> _What you will do_:
Read the records below. Copy each line where the string "Нѣмцахъ" occurs.

> _Given entries_:
■ ■ ■ ■ ■
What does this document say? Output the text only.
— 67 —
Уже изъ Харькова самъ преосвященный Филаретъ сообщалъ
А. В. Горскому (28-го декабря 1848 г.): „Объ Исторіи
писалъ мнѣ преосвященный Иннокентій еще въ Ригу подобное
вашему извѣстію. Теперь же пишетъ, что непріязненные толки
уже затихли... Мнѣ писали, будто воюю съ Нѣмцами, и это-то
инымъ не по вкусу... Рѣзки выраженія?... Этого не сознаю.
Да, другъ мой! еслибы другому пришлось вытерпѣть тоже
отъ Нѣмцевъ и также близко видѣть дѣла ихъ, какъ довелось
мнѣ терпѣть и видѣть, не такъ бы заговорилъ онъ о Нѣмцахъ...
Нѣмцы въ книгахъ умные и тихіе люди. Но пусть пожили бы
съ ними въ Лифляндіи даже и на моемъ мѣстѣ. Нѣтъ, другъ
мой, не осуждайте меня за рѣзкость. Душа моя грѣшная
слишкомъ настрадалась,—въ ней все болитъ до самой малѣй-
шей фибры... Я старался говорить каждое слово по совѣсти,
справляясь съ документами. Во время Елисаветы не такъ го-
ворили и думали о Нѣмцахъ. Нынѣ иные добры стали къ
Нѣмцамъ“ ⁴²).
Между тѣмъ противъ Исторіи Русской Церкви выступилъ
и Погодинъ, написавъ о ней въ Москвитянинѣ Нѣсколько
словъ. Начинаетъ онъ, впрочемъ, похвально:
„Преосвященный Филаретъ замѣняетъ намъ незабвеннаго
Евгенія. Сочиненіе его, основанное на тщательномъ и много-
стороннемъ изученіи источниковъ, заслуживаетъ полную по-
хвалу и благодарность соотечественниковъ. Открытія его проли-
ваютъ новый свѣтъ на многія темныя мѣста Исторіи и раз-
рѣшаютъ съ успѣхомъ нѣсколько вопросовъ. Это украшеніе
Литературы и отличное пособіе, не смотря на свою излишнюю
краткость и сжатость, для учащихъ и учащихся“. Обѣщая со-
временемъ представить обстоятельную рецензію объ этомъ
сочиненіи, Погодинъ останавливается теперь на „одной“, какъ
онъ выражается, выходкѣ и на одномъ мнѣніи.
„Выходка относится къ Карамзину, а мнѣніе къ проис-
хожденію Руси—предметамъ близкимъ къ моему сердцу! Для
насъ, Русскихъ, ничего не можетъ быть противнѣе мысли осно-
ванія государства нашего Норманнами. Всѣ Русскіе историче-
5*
■ ■ ■ ■ ■
> _Answer for this exercise_:
мнѣ терпѣть и видѣть, не такъ бы заговорилъ онъ о Нѣмцахъ...
ворили и думали о Нѣмцахъ. Нынѣ иные добры стали къ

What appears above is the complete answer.